> Stated task:
Wherever a line below holds the word "ylabel", copy that line.

> Data provided:
==============================
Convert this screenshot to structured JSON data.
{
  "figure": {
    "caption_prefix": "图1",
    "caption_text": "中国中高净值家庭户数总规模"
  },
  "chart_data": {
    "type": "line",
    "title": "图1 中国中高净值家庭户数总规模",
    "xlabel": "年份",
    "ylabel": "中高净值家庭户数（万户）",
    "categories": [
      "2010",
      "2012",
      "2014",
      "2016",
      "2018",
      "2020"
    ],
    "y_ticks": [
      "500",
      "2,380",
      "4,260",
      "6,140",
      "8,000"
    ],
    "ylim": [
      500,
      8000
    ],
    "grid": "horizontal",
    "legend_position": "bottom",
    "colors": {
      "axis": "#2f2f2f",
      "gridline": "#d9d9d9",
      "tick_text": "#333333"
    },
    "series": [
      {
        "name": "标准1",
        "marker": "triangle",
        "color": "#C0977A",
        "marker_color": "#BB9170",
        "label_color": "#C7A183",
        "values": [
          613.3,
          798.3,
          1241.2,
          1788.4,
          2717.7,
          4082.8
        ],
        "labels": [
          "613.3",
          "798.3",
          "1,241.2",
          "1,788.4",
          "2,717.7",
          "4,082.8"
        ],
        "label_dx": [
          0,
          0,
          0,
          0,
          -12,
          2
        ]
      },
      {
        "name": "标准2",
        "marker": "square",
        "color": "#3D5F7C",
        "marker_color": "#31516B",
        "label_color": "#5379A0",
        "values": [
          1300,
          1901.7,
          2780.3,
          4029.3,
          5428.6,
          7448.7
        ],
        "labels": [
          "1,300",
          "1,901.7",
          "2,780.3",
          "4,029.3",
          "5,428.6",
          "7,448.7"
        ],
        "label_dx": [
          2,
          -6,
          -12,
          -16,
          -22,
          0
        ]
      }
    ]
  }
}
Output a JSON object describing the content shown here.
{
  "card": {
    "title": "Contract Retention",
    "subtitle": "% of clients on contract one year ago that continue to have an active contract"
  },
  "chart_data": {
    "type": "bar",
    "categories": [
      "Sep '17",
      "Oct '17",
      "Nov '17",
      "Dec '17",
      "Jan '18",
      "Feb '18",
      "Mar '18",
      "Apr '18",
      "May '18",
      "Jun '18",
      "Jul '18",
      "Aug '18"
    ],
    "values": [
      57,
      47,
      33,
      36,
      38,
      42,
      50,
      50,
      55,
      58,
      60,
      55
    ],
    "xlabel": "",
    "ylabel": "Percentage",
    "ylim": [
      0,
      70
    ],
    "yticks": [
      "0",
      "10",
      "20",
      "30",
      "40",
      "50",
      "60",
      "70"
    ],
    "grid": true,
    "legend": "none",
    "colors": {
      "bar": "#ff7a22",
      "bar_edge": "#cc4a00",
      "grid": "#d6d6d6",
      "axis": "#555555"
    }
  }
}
==============================
> The output:
    "ylabel": "中高净值家庭户数（万户）",
    "ylabel": "Percentage",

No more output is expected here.